== Work to complete ==
In the entries below, find every line holding the string "가스로는" and collect it.

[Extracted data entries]
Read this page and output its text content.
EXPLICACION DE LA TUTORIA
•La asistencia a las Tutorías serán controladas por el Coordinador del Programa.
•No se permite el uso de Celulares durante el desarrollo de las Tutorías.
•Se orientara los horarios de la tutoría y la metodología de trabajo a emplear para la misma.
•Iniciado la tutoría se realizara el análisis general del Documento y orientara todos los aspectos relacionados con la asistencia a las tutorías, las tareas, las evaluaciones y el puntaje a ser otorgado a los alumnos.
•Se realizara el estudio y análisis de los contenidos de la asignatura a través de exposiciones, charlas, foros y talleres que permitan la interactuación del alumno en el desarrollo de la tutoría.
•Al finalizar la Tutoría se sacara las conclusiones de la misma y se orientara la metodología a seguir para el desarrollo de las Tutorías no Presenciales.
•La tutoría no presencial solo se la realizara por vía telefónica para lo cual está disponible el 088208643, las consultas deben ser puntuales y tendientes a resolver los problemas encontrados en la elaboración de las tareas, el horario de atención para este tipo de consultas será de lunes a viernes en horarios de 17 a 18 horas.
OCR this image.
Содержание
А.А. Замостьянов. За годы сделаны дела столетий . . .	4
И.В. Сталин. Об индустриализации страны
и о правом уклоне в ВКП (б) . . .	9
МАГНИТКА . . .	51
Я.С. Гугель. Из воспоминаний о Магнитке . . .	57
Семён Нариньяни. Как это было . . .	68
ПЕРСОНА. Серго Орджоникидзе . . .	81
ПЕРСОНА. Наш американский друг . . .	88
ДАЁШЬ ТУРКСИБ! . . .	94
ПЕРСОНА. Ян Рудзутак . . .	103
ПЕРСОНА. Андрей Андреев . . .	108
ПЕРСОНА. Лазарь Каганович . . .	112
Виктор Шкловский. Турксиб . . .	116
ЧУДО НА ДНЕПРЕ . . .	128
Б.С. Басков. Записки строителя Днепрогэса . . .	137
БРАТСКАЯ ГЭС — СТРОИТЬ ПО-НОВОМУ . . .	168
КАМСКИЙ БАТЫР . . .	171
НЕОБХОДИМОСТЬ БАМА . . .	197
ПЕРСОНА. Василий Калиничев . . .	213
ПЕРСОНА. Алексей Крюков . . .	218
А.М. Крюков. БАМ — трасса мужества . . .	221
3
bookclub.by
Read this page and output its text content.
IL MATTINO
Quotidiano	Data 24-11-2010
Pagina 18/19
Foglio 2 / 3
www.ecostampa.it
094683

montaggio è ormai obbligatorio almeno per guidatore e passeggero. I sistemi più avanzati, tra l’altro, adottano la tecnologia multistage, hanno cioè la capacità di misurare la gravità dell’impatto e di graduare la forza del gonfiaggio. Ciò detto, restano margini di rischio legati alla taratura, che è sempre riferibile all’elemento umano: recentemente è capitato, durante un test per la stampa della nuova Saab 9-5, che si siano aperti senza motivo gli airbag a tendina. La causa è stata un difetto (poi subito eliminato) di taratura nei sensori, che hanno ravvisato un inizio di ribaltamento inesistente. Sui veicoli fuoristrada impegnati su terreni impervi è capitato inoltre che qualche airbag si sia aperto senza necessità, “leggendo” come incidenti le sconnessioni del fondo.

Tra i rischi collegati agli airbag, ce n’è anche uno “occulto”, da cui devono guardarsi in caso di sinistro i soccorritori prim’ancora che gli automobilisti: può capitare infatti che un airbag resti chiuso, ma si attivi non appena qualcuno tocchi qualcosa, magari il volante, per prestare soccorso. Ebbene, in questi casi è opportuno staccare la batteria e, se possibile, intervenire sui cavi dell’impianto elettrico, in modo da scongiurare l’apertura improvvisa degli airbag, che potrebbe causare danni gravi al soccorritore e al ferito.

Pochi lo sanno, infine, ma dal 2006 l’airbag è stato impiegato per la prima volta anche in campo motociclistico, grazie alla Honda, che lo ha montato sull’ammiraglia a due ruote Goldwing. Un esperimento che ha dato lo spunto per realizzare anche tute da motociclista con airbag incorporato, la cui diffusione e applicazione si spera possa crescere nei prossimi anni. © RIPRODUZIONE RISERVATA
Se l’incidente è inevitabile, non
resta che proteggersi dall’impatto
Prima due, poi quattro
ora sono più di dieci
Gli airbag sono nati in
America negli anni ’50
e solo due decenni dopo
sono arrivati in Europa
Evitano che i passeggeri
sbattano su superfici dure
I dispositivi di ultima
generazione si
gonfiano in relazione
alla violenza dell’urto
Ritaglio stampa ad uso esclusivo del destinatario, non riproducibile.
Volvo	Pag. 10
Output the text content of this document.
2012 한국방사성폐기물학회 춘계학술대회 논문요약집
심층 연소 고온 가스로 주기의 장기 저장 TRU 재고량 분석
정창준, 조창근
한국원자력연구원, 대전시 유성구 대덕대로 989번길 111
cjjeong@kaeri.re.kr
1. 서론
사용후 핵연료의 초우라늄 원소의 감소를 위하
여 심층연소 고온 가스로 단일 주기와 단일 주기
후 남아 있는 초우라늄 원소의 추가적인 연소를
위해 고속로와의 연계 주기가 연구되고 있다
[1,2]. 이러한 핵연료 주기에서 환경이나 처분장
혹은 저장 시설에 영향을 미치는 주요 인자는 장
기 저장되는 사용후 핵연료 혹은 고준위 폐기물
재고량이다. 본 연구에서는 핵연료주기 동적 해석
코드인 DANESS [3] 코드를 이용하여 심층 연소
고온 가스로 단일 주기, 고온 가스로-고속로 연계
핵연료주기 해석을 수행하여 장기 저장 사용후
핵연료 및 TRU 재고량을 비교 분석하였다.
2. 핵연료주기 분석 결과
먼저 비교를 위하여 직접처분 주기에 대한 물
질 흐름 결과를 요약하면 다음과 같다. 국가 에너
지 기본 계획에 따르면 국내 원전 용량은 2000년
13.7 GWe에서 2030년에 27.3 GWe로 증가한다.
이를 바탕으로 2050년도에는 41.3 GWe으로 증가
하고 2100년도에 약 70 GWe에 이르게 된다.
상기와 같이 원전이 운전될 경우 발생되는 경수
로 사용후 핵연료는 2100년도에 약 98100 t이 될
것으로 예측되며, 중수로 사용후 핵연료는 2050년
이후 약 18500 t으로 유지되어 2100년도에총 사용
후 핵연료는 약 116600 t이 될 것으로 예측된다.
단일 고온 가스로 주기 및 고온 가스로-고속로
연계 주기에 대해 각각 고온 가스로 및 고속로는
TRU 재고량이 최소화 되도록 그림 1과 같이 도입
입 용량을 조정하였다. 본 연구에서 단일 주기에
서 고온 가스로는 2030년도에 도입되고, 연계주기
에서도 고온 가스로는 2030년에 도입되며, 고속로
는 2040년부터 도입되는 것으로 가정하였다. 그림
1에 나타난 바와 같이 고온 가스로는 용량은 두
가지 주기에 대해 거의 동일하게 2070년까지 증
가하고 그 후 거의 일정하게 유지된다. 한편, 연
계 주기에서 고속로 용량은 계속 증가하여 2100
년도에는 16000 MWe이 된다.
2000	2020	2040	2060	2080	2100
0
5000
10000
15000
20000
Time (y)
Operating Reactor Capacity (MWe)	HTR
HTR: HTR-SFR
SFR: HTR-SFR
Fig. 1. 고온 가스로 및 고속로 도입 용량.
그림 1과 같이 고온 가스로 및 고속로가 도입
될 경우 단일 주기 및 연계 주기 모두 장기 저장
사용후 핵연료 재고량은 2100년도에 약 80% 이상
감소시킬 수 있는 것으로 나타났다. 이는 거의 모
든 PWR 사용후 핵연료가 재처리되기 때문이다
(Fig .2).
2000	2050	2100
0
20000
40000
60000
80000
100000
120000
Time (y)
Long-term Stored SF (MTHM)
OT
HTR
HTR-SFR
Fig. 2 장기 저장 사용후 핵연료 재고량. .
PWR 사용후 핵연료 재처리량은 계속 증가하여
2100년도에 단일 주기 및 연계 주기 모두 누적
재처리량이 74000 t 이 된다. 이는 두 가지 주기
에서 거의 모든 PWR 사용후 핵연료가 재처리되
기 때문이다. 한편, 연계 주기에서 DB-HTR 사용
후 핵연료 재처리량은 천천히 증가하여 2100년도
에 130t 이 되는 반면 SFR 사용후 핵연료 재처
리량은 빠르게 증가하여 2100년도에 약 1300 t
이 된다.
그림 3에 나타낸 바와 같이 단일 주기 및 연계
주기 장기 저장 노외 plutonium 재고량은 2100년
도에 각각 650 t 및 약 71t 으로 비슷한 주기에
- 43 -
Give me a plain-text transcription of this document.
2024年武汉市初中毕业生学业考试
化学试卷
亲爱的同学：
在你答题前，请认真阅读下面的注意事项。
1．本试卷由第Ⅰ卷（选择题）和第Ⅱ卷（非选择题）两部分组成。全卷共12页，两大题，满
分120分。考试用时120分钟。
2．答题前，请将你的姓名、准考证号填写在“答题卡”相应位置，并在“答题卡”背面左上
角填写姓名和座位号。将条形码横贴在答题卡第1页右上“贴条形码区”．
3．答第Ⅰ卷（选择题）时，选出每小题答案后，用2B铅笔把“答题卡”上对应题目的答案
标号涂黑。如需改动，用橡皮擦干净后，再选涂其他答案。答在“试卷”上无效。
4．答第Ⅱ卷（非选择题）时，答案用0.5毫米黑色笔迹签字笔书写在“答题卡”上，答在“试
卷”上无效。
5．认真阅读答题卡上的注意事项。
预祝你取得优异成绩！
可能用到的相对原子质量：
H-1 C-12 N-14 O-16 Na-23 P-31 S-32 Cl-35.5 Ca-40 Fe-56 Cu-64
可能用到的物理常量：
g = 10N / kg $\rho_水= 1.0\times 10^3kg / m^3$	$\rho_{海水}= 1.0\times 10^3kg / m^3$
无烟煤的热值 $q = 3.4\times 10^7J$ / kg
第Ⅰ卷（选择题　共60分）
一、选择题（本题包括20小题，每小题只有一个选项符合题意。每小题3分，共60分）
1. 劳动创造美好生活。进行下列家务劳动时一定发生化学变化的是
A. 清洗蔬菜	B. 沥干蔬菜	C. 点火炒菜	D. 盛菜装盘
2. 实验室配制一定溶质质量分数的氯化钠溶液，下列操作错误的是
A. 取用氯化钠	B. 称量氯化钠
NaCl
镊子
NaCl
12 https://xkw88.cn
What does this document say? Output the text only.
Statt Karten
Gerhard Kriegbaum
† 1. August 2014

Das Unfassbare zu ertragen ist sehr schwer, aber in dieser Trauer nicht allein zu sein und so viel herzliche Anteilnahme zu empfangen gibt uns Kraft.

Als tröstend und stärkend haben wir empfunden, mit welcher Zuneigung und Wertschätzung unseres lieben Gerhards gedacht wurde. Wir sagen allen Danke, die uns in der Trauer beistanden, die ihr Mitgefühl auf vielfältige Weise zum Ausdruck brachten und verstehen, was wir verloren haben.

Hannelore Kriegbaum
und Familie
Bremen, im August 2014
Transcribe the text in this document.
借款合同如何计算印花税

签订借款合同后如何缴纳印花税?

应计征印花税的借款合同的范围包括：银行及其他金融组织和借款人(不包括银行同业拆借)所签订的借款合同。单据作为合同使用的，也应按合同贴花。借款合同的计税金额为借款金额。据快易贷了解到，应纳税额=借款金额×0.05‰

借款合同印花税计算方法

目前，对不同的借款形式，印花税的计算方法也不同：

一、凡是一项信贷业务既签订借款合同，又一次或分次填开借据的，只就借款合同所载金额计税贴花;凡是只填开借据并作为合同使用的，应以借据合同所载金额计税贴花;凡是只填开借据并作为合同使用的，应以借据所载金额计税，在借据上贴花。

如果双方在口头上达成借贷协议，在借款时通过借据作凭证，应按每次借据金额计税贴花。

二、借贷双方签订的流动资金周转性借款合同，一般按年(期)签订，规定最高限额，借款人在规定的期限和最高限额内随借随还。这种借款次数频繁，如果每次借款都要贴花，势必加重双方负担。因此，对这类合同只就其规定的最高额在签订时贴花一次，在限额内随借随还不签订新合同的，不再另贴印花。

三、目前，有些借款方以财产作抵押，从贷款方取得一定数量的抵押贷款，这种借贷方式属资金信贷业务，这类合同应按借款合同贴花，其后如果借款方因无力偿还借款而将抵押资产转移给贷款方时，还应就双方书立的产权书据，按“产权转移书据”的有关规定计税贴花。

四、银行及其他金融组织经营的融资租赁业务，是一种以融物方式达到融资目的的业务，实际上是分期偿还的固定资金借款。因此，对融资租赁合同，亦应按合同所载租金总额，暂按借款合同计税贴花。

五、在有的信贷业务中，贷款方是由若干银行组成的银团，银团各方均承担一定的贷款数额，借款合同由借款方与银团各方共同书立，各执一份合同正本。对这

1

== Solved exercise ==
서 고온 가스로는 2030년도에 도입되고, 연계주기
에서도 고온 가스로는 2030년에 도입되며, 고속로
1에 나타난 바와 같이 고온 가스로는 용량은 두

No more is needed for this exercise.